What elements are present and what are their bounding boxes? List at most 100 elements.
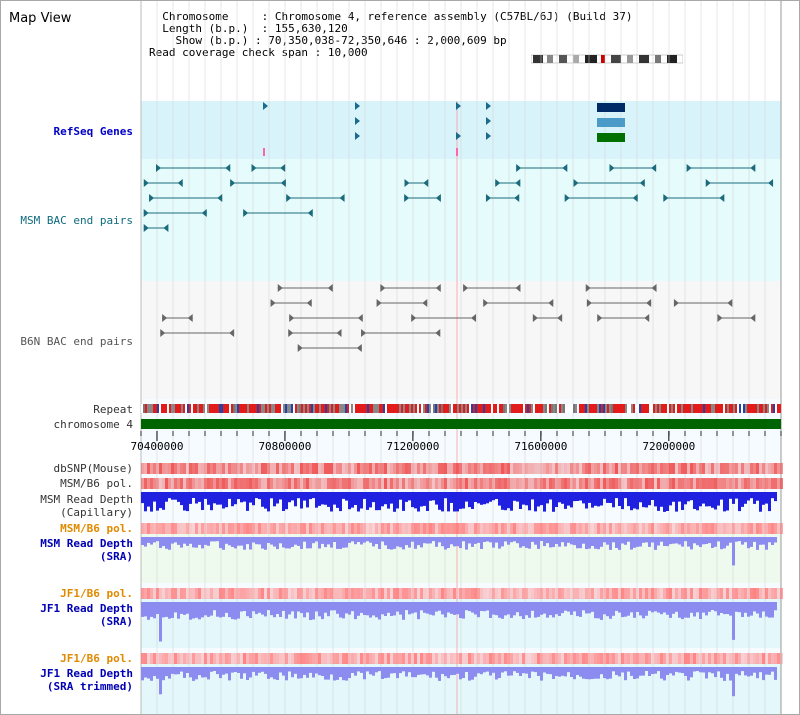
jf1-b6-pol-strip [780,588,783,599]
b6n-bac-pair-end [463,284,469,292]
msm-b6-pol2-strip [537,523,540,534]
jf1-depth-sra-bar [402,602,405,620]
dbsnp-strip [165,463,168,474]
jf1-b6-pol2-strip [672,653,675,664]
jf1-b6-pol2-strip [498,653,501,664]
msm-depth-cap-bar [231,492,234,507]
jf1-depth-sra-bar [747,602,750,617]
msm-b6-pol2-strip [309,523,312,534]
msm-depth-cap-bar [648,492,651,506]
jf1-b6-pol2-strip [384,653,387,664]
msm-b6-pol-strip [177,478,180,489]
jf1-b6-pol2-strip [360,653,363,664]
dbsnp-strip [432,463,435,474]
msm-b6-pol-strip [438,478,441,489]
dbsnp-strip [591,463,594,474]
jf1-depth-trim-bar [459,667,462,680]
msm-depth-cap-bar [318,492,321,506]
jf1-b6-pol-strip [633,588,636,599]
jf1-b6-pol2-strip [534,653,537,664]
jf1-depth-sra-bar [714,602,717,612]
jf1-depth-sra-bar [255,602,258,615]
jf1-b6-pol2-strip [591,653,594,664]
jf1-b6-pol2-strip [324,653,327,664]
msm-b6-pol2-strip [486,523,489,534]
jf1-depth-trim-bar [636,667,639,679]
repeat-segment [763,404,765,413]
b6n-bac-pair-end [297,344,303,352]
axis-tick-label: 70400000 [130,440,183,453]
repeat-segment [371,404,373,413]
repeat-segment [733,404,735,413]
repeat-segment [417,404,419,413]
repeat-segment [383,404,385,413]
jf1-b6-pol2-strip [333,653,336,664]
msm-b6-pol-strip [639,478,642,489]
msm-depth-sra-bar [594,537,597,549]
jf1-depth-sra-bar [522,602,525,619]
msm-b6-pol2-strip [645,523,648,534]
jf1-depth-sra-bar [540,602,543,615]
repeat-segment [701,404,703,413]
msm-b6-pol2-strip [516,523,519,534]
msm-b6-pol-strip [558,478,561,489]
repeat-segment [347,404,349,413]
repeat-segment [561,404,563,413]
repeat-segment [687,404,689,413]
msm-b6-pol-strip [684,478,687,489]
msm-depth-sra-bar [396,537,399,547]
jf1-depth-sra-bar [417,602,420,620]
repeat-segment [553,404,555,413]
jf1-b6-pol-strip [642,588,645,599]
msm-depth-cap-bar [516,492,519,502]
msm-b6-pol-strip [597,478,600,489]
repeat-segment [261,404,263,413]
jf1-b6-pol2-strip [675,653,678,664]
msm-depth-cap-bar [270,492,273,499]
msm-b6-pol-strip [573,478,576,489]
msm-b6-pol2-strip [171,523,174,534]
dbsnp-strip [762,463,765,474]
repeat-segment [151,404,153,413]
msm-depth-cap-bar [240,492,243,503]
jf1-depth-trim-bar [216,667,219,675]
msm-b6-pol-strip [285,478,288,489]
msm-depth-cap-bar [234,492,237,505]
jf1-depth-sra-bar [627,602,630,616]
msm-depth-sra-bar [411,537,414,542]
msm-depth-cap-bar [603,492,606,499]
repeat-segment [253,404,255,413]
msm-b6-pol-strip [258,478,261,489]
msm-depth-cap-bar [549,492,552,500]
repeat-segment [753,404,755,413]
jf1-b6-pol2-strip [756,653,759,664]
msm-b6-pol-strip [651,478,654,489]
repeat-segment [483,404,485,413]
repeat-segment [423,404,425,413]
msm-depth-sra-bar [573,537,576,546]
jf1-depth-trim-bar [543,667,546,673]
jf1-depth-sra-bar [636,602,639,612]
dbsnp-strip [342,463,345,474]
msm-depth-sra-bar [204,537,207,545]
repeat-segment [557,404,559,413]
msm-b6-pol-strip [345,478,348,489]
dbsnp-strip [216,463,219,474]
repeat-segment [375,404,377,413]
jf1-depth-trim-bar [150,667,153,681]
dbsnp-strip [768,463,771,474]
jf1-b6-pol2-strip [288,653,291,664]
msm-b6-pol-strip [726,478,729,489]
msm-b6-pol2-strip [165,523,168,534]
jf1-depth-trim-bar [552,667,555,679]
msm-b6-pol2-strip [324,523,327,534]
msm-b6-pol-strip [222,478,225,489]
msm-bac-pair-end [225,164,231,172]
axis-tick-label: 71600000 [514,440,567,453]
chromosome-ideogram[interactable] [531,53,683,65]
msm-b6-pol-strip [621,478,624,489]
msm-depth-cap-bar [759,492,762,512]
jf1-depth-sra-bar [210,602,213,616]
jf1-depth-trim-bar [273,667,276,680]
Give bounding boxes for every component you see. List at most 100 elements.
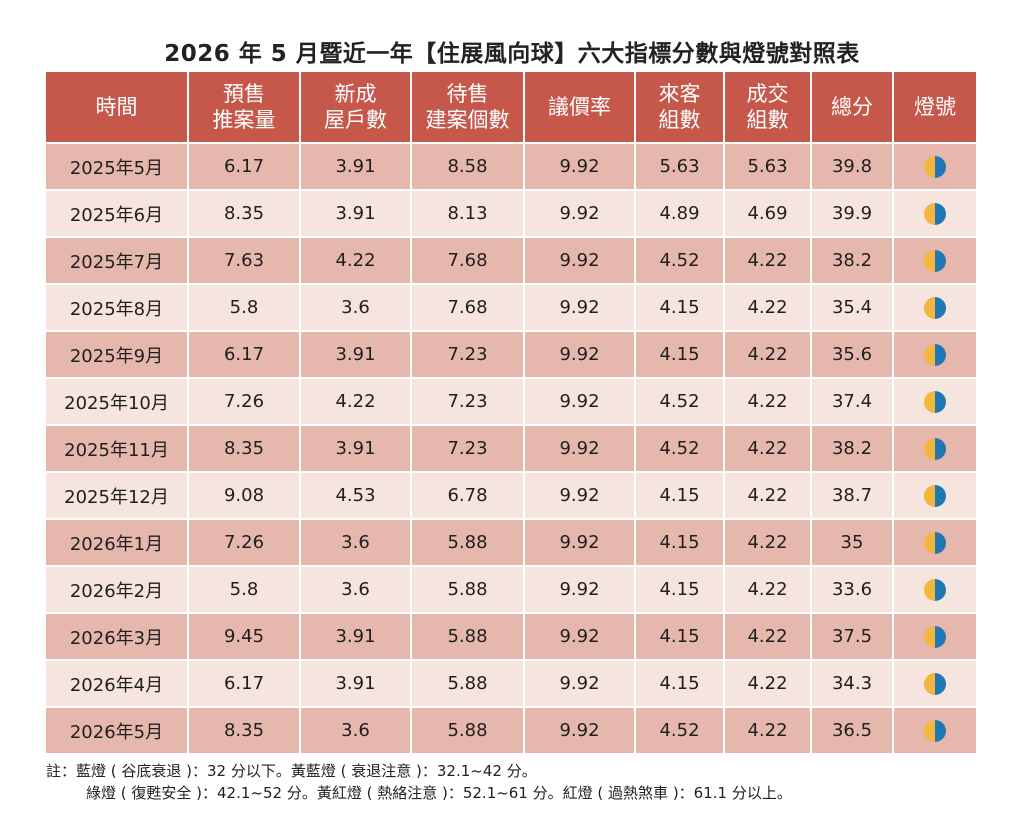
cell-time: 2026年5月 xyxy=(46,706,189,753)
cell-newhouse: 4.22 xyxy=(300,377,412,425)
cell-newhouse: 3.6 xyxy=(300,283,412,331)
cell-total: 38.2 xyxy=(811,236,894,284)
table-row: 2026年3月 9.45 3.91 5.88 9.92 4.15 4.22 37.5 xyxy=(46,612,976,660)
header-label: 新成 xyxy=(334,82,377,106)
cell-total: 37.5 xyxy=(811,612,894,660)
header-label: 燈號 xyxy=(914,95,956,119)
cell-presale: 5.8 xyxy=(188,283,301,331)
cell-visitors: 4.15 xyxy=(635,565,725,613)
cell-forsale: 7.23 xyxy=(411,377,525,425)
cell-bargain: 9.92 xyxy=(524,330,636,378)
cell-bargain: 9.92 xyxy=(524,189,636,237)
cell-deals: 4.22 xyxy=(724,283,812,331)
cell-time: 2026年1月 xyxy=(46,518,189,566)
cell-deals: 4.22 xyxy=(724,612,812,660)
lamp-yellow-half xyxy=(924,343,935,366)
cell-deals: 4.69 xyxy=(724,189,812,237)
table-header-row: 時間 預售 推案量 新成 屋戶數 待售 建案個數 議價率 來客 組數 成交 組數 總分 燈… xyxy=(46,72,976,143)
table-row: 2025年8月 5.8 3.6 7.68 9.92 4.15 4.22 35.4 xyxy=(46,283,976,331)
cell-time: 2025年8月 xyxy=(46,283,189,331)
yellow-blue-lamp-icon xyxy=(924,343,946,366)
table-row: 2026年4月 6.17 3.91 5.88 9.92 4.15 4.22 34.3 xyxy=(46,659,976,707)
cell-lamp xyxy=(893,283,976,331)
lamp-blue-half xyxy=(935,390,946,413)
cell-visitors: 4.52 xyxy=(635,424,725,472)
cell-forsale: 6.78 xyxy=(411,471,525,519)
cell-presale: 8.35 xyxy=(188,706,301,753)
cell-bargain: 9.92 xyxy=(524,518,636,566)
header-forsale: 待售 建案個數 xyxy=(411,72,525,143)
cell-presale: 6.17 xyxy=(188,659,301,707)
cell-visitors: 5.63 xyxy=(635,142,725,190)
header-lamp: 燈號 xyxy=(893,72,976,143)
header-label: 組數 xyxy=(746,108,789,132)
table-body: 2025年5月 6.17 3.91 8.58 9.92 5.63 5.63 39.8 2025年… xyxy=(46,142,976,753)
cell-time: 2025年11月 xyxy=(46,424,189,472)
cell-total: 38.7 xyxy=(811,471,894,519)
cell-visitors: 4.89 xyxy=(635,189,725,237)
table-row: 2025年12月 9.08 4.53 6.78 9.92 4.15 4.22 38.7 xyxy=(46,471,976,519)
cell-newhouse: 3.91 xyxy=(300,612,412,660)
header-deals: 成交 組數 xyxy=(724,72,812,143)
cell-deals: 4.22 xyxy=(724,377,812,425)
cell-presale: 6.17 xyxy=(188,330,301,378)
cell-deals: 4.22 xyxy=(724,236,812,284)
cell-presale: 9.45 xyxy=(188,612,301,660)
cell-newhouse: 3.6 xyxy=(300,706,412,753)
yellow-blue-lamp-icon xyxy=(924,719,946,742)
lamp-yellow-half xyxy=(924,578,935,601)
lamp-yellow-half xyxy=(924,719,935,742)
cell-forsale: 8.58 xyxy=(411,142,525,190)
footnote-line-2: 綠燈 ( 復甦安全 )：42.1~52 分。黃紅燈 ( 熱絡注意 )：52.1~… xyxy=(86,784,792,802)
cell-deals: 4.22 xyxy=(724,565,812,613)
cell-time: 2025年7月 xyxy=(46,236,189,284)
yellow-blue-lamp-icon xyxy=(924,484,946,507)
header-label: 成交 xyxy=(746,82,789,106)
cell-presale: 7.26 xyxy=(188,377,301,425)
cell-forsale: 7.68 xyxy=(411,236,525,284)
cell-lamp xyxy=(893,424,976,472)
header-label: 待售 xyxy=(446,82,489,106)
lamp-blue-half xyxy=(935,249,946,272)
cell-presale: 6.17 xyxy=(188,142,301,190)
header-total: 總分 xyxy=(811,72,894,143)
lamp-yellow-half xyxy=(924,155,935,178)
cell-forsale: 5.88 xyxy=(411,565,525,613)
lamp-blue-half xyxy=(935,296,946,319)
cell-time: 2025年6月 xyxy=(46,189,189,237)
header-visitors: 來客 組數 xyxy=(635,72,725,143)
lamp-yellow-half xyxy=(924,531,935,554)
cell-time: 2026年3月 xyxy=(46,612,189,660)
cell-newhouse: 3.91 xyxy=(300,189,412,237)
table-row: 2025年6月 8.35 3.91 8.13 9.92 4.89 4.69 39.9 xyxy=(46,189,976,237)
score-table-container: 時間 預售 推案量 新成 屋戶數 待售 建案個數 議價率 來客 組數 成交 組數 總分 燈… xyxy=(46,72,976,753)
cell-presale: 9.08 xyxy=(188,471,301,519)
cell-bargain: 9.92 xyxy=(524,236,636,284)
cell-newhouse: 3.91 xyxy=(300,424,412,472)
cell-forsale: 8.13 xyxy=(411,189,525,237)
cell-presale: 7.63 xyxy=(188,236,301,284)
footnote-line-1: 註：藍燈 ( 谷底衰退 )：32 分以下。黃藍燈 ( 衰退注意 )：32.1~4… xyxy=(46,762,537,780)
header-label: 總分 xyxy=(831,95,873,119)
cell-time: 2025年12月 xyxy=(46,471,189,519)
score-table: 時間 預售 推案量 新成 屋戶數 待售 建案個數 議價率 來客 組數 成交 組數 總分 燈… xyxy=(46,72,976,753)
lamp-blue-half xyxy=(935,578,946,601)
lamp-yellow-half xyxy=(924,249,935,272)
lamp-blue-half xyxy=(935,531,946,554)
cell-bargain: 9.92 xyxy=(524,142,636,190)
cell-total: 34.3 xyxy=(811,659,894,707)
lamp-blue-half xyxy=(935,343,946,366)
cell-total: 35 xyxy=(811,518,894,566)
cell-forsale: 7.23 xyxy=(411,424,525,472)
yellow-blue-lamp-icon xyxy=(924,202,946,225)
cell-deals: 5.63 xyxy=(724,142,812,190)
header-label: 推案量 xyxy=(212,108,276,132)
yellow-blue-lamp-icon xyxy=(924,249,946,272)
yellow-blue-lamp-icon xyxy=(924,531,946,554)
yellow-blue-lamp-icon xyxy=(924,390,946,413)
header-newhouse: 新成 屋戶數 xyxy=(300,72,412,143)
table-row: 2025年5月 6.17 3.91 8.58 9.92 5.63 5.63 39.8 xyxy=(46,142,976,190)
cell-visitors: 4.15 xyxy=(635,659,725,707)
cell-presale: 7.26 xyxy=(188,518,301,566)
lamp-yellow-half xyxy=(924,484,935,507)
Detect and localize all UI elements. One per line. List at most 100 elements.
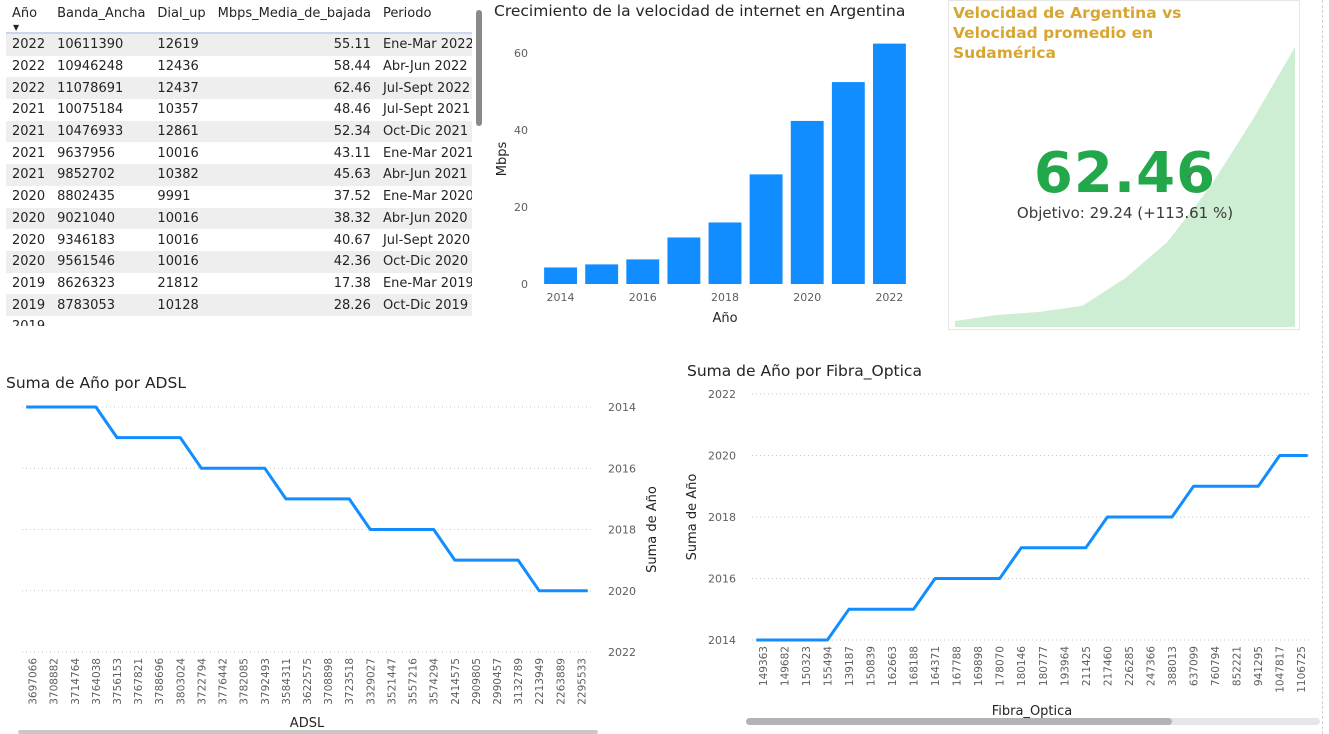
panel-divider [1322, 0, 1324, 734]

━━━━━━━━

> Your task
Edit the rows starting at the line containing "jf1-b6-pol-strip [780,588,783,599]" and ending after the line containing "jf1-b6-pol-strip [633,588,636,599]", replacing "dbsnp-strip" with "snp-strip" and leaving everything else unchanged. Return only those lines.

> Reply
jf1-b6-pol-strip [780,588,783,599]
b6n-bac-pair-end [463,284,469,292]
msm-b6-pol2-strip [537,523,540,534]
jf1-depth-sra-bar [402,602,405,620]
snp-strip [165,463,168,474]
jf1-b6-pol2-strip [672,653,675,664]
jf1-b6-pol2-strip [498,653,501,664]
msm-depth-cap-bar [231,492,234,507]
jf1-depth-sra-bar [747,602,750,617]
msm-b6-pol2-strip [309,523,312,534]
msm-depth-cap-bar [648,492,651,506]
jf1-b6-pol2-strip [384,653,387,664]
msm-b6-pol-strip [177,478,180,489]
jf1-b6-pol2-strip [360,653,363,664]
snp-strip [432,463,435,474]
msm-b6-pol-strip [438,478,441,489]
snp-strip [591,463,594,474]
jf1-depth-trim-bar [459,667,462,680]
msm-depth-cap-bar [318,492,321,506]
jf1-b6-pol-strip [633,588,636,599]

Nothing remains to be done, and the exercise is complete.